- _Exercise task_
Reproduce the material in full, unchanged.
— Start of Source data —
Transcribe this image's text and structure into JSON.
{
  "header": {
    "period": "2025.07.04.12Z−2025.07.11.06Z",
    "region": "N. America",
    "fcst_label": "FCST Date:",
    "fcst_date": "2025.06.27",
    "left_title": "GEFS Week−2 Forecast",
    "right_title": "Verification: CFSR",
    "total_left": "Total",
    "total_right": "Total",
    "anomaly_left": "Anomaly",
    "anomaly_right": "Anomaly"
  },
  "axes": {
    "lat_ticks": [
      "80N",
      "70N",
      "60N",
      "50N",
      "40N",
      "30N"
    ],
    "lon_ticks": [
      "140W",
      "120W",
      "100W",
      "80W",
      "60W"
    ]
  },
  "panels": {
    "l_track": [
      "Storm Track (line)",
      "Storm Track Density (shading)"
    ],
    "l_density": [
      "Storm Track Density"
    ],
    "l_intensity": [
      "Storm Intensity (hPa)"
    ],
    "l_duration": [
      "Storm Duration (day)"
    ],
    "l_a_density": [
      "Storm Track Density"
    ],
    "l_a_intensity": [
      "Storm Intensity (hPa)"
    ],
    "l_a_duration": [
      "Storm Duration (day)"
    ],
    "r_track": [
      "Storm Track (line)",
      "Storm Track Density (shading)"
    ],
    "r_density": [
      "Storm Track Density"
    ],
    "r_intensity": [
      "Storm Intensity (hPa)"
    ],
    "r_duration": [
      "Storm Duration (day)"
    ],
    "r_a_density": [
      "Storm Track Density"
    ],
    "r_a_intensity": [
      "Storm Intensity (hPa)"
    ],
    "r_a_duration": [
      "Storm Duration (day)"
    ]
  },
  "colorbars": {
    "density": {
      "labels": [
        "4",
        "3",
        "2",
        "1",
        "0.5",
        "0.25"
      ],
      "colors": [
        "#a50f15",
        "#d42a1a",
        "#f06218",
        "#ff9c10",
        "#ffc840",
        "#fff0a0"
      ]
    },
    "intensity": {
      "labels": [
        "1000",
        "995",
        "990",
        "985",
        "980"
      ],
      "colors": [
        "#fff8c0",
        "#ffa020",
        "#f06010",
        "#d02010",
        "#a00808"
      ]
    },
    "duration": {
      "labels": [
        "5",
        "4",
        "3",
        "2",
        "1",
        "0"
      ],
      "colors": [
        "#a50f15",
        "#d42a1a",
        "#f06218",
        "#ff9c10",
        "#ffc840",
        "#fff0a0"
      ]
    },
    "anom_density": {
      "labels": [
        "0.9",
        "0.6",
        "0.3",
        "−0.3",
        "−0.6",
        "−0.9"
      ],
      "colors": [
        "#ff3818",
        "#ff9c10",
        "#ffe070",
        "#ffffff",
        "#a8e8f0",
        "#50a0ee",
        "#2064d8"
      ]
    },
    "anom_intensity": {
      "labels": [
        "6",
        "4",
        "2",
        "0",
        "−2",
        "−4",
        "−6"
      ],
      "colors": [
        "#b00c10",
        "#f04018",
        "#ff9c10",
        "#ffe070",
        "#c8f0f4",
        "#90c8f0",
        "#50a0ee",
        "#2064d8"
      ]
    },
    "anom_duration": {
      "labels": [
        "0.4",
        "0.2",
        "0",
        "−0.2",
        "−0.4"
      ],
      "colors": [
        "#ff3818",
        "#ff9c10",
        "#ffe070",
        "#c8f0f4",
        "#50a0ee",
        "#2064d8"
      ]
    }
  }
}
— End of Source data —
- _Result below_
Transcribe this image's text and structure into JSON.
{
  "header": {
    "period": "2025.07.04.12Z−2025.07.11.06Z",
    "region": "N. America",
    "fcst_label": "FCST Date:",
    "fcst_date": "2025.06.27",
    "left_title": "GEFS Week−2 Forecast",
    "right_title": "Verification: CFSR",
    "total_left": "Total",
    "total_right": "Total",
    "anomaly_left": "Anomaly",
    "anomaly_right": "Anomaly"
  },
  "axes": {
    "lat_ticks": [
      "80N",
      "70N",
      "60N",
      "50N",
      "40N",
      "30N"
    ],
    "lon_ticks": [
      "140W",
      "120W",
      "100W",
      "80W",
      "60W"
    ]
  },
  "panels": {
    "l_track": [
      "Storm Track (line)",
      "Storm Track Density (shading)"
    ],
    "l_density": [
      "Storm Track Density"
    ],
    "l_intensity": [
      "Storm Intensity (hPa)"
    ],
    "l_duration": [
      "Storm Duration (day)"
    ],
    "l_a_density": [
      "Storm Track Density"
    ],
    "l_a_intensity": [
      "Storm Intensity (hPa)"
    ],
    "l_a_duration": [
      "Storm Duration (day)"
    ],
    "r_track": [
      "Storm Track (line)",
      "Storm Track Density (shading)"
    ],
    "r_density": [
      "Storm Track Density"
    ],
    "r_intensity": [
      "Storm Intensity (hPa)"
    ],
    "r_duration": [
      "Storm Duration (day)"
    ],
    "r_a_density": [
      "Storm Track Density"
    ],
    "r_a_intensity": [
      "Storm Intensity (hPa)"
    ],
    "r_a_duration": [
      "Storm Duration (day)"
    ]
  },
  "colorbars": {
    "density": {
      "labels": [
        "4",
        "3",
        "2",
        "1",
        "0.5",
        "0.25"
      ],
      "colors": [
        "#a50f15",
        "#d42a1a",
        "#f06218",
        "#ff9c10",
        "#ffc840",
        "#fff0a0"
      ]
    },
    "intensity": {
      "labels": [
        "1000",
        "995",
        "990",
        "985",
        "980"
      ],
      "colors": [
        "#fff8c0",
        "#ffa020",
        "#f06010",
        "#d02010",
        "#a00808"
      ]
    },
    "duration": {
      "labels": [
        "5",
        "4",
        "3",
        "2",
        "1",
        "0"
      ],
      "colors": [
        "#a50f15",
        "#d42a1a",
        "#f06218",
        "#ff9c10",
        "#ffc840",
        "#fff0a0"
      ]
    },
    "anom_density": {
      "labels": [
        "0.9",
        "0.6",
        "0.3",
        "−0.3",
        "−0.6",
        "−0.9"
      ],
      "colors": [
        "#ff3818",
        "#ff9c10",
        "#ffe070",
        "#ffffff",
        "#a8e8f0",
        "#50a0ee",
        "#2064d8"
      ]
    },
    "anom_intensity": {
      "labels": [
        "6",
        "4",
        "2",
        "0",
        "−2",
        "−4",
        "−6"
      ],
      "colors": [
        "#b00c10",
        "#f04018",
        "#ff9c10",
        "#ffe070",
        "#c8f0f4",
        "#90c8f0",
        "#50a0ee",
        "#2064d8"
      ]
    },
    "anom_duration": {
      "labels": [
        "0.4",
        "0.2",
        "0",
        "−0.2",
        "−0.4"
      ],
      "colors": [
        "#ff3818",
        "#ff9c10",
        "#ffe070",
        "#c8f0f4",
        "#50a0ee",
        "#2064d8"
      ]
    }
  }
}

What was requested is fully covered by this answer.